**THE EXERCISE:** Gather each line in the entries that includes the string "Serum".

**EXTRACTED INFORMATION:**

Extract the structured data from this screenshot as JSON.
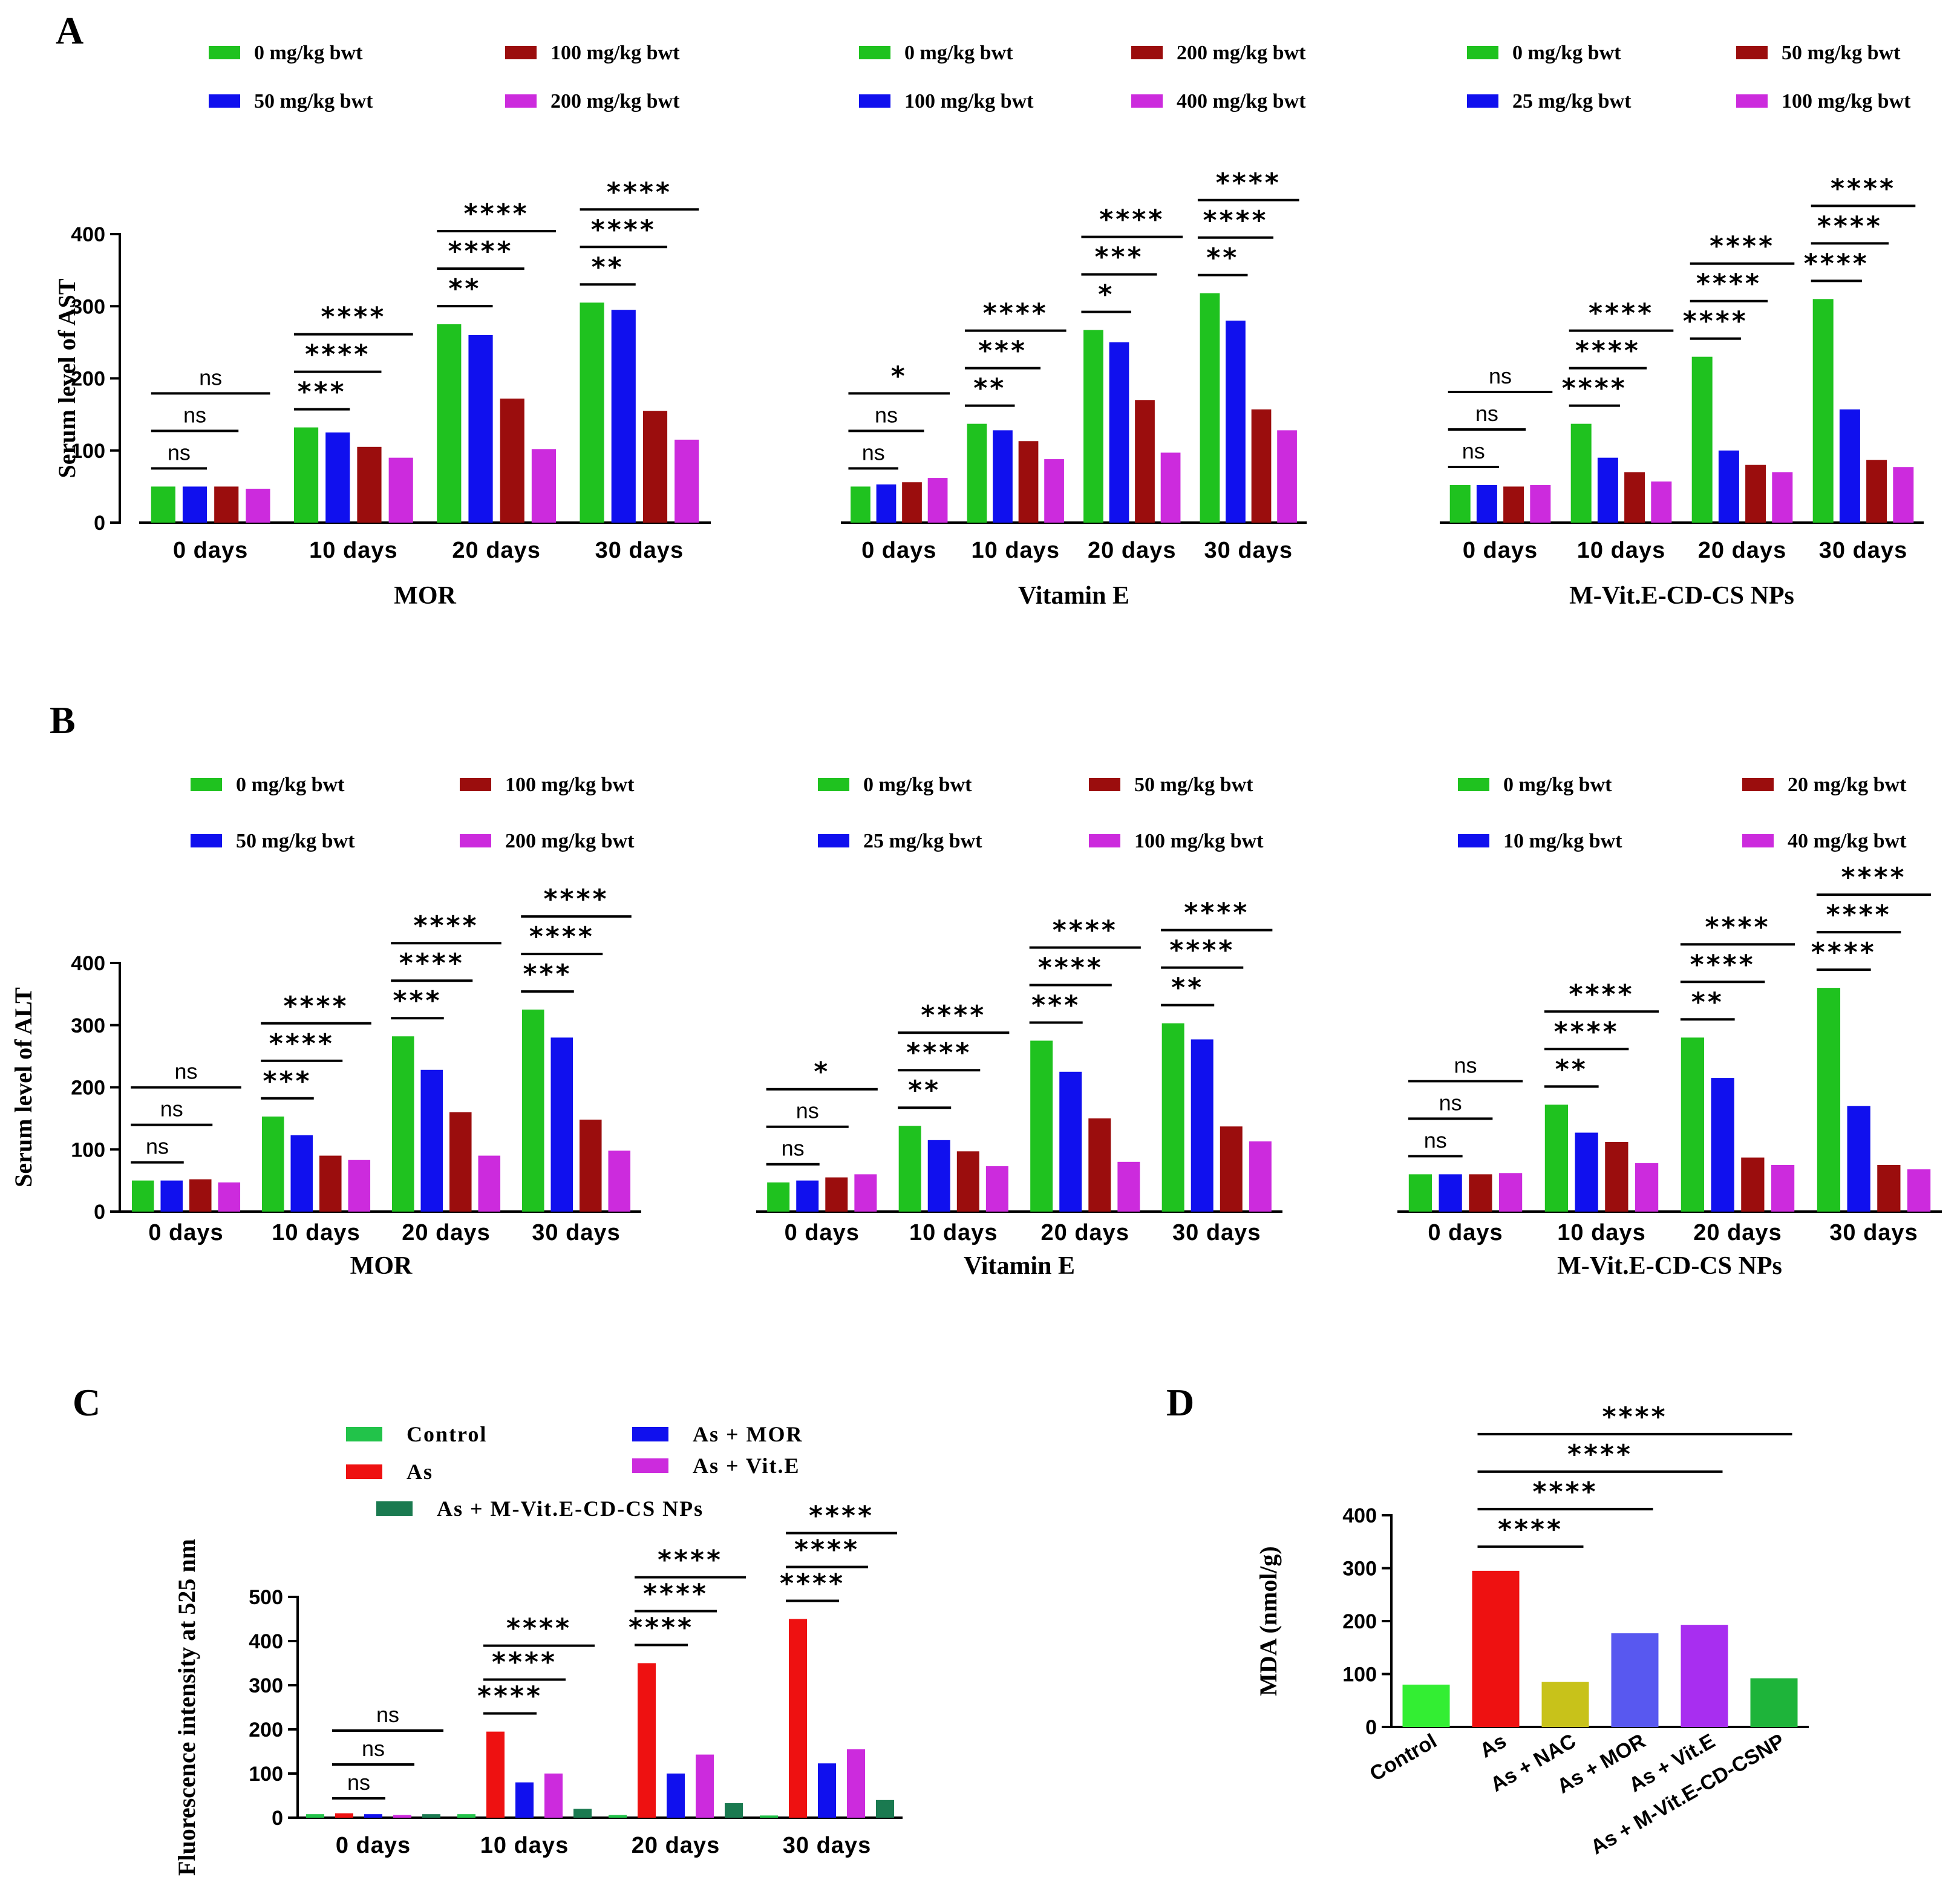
{
  "chart_data": [
    {
      "panel": "A",
      "type": "bar",
      "ylabel": "Serum level of AST",
      "ylim": [
        0,
        400
      ],
      "yticks": [
        0,
        100,
        200,
        300,
        400
      ],
      "colors": [
        "#1fc21f",
        "#1010ee",
        "#9b0d0d",
        "#cc2bdd"
      ],
      "groups": [
        {
          "subtitle": "MOR",
          "legend": [
            "0 mg/kg bwt",
            "50 mg/kg bwt",
            "100 mg/kg bwt",
            "200 mg/kg bwt"
          ],
          "categories": [
            "0 days",
            "10 days",
            "20 days",
            "30 days"
          ],
          "series": [
            {
              "name": "0 mg/kg bwt",
              "values": [
                50,
                132,
                275,
                305
              ]
            },
            {
              "name": "50 mg/kg bwt",
              "values": [
                50,
                125,
                260,
                295
              ]
            },
            {
              "name": "100 mg/kg bwt",
              "values": [
                50,
                105,
                172,
                155
              ]
            },
            {
              "name": "200 mg/kg bwt",
              "values": [
                47,
                90,
                102,
                115
              ]
            }
          ],
          "significance": [
            [
              "ns",
              "ns",
              "ns"
            ],
            [
              "***",
              "****",
              "****"
            ],
            [
              "**",
              "****",
              "****"
            ],
            [
              "**",
              "****",
              "****"
            ]
          ]
        },
        {
          "subtitle": "Vitamin E",
          "legend": [
            "0 mg/kg bwt",
            "100 mg/kg bwt",
            "200 mg/kg bwt",
            "400 mg/kg bwt"
          ],
          "categories": [
            "0 days",
            "10 days",
            "20 days",
            "30 days"
          ],
          "series": [
            {
              "name": "0 mg/kg bwt",
              "values": [
                50,
                137,
                267,
                318
              ]
            },
            {
              "name": "100 mg/kg bwt",
              "values": [
                53,
                128,
                250,
                280
              ]
            },
            {
              "name": "200 mg/kg bwt",
              "values": [
                56,
                113,
                170,
                157
              ]
            },
            {
              "name": "400 mg/kg bwt",
              "values": [
                62,
                88,
                97,
                128
              ]
            }
          ],
          "significance": [
            [
              "ns",
              "ns",
              "*"
            ],
            [
              "**",
              "***",
              "****"
            ],
            [
              "*",
              "***",
              "****"
            ],
            [
              "**",
              "****",
              "****"
            ]
          ]
        },
        {
          "subtitle": "M-Vit.E-CD-CS NPs",
          "legend": [
            "0 mg/kg bwt",
            "25 mg/kg bwt",
            "50 mg/kg bwt",
            "100 mg/kg bwt"
          ],
          "categories": [
            "0 days",
            "10 days",
            "20 days",
            "30 days"
          ],
          "series": [
            {
              "name": "0 mg/kg bwt",
              "values": [
                52,
                137,
                230,
                310
              ]
            },
            {
              "name": "25 mg/kg bwt",
              "values": [
                52,
                90,
                100,
                157
              ]
            },
            {
              "name": "50 mg/kg bwt",
              "values": [
                50,
                70,
                80,
                87
              ]
            },
            {
              "name": "100 mg/kg bwt",
              "values": [
                52,
                57,
                70,
                77
              ]
            }
          ],
          "significance": [
            [
              "ns",
              "ns",
              "ns"
            ],
            [
              "****",
              "****",
              "****"
            ],
            [
              "****",
              "****",
              "****"
            ],
            [
              "****",
              "****",
              "****"
            ]
          ]
        }
      ]
    },
    {
      "panel": "B",
      "type": "bar",
      "ylabel": "Serum level of ALT",
      "ylim": [
        0,
        400
      ],
      "yticks": [
        0,
        100,
        200,
        300,
        400
      ],
      "colors": [
        "#1fc21f",
        "#1010ee",
        "#9b0d0d",
        "#cc2bdd"
      ],
      "groups": [
        {
          "subtitle": "MOR",
          "legend": [
            "0 mg/kg bwt",
            "50 mg/kg bwt",
            "100 mg/kg bwt",
            "200 mg/kg bwt"
          ],
          "categories": [
            "0 days",
            "10 days",
            "20 days",
            "30 days"
          ],
          "series": [
            {
              "name": "0 mg/kg bwt",
              "values": [
                50,
                153,
                282,
                325
              ]
            },
            {
              "name": "50 mg/kg bwt",
              "values": [
                50,
                123,
                228,
                280
              ]
            },
            {
              "name": "100 mg/kg bwt",
              "values": [
                52,
                90,
                160,
                148
              ]
            },
            {
              "name": "200 mg/kg bwt",
              "values": [
                47,
                83,
                90,
                98
              ]
            }
          ],
          "significance": [
            [
              "ns",
              "ns",
              "ns"
            ],
            [
              "***",
              "****",
              "****"
            ],
            [
              "***",
              "****",
              "****"
            ],
            [
              "***",
              "****",
              "****"
            ]
          ]
        },
        {
          "subtitle": "Vitamin E",
          "legend": [
            "0 mg/kg bwt",
            "25 mg/kg bwt",
            "50 mg/kg bwt",
            "100 mg/kg bwt"
          ],
          "categories": [
            "0 days",
            "10 days",
            "20 days",
            "30 days"
          ],
          "series": [
            {
              "name": "0 mg/kg bwt",
              "values": [
                47,
                138,
                275,
                303
              ]
            },
            {
              "name": "25 mg/kg bwt",
              "values": [
                50,
                115,
                225,
                277
              ]
            },
            {
              "name": "50 mg/kg bwt",
              "values": [
                55,
                97,
                150,
                137
              ]
            },
            {
              "name": "100 mg/kg bwt",
              "values": [
                60,
                73,
                80,
                113
              ]
            }
          ],
          "significance": [
            [
              "ns",
              "ns",
              "*"
            ],
            [
              "**",
              "****",
              "****"
            ],
            [
              "***",
              "****",
              "****"
            ],
            [
              "**",
              "****",
              "****"
            ]
          ]
        },
        {
          "subtitle": "M-Vit.E-CD-CS NPs",
          "legend": [
            "0 mg/kg bwt",
            "10 mg/kg bwt",
            "20 mg/kg bwt",
            "40 mg/kg bwt"
          ],
          "categories": [
            "0 days",
            "10 days",
            "20 days",
            "30 days"
          ],
          "series": [
            {
              "name": "0 mg/kg bwt",
              "values": [
                60,
                172,
                280,
                360
              ]
            },
            {
              "name": "10 mg/kg bwt",
              "values": [
                60,
                127,
                215,
                170
              ]
            },
            {
              "name": "20 mg/kg bwt",
              "values": [
                60,
                112,
                87,
                75
              ]
            },
            {
              "name": "40 mg/kg bwt",
              "values": [
                62,
                78,
                75,
                68
              ]
            }
          ],
          "significance": [
            [
              "ns",
              "ns",
              "ns"
            ],
            [
              "**",
              "****",
              "****"
            ],
            [
              "**",
              "****",
              "****"
            ],
            [
              "****",
              "****",
              "****"
            ]
          ]
        }
      ]
    },
    {
      "panel": "C",
      "type": "bar",
      "ylabel": "Fluorescence intensity at 525 nm",
      "ylim": [
        0,
        500
      ],
      "yticks": [
        0,
        100,
        200,
        300,
        400,
        500
      ],
      "legend": [
        "Control",
        "As",
        "As + MOR",
        "As + Vit.E",
        "As + M-Vit.E-CD-CS NPs"
      ],
      "colors": [
        "#22c34a",
        "#ee1111",
        "#1010ee",
        "#cc2bdd",
        "#1a7a50"
      ],
      "categories": [
        "0 days",
        "10 days",
        "20 days",
        "30 days"
      ],
      "series": [
        {
          "name": "Control",
          "values": [
            8,
            8,
            6,
            5
          ]
        },
        {
          "name": "As",
          "values": [
            10,
            195,
            350,
            450
          ]
        },
        {
          "name": "As + MOR",
          "values": [
            8,
            80,
            100,
            123
          ]
        },
        {
          "name": "As + Vit.E",
          "values": [
            6,
            100,
            143,
            155
          ]
        },
        {
          "name": "As + M-Vit.E-CD-CS NPs",
          "values": [
            8,
            20,
            33,
            40
          ]
        }
      ],
      "significance": [
        [
          "ns",
          "ns",
          "ns"
        ],
        [
          "****",
          "****",
          "****"
        ],
        [
          "****",
          "****",
          "****"
        ],
        [
          "****",
          "****",
          "****"
        ]
      ]
    },
    {
      "panel": "D",
      "type": "bar",
      "ylabel": "MDA (nmol/g)",
      "ylim": [
        0,
        400
      ],
      "yticks": [
        0,
        100,
        200,
        300,
        400
      ],
      "categories": [
        "Control",
        "As",
        "As + NAC",
        "As + MOR",
        "As + Vit.E",
        "As + M-Vit.E-CD-CSNP"
      ],
      "values": [
        80,
        295,
        85,
        177,
        193,
        92
      ],
      "colors": [
        "#33ee33",
        "#ee1111",
        "#c8c21a",
        "#5858f0",
        "#a82ef0",
        "#1eb43a"
      ],
      "significance": [
        "****",
        "****",
        "****",
        "****"
      ]
    }
  ]
}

**EXERCISE ANSWER:**
      "ylabel": "Serum level of AST",
      "ylabel": "Serum level of ALT",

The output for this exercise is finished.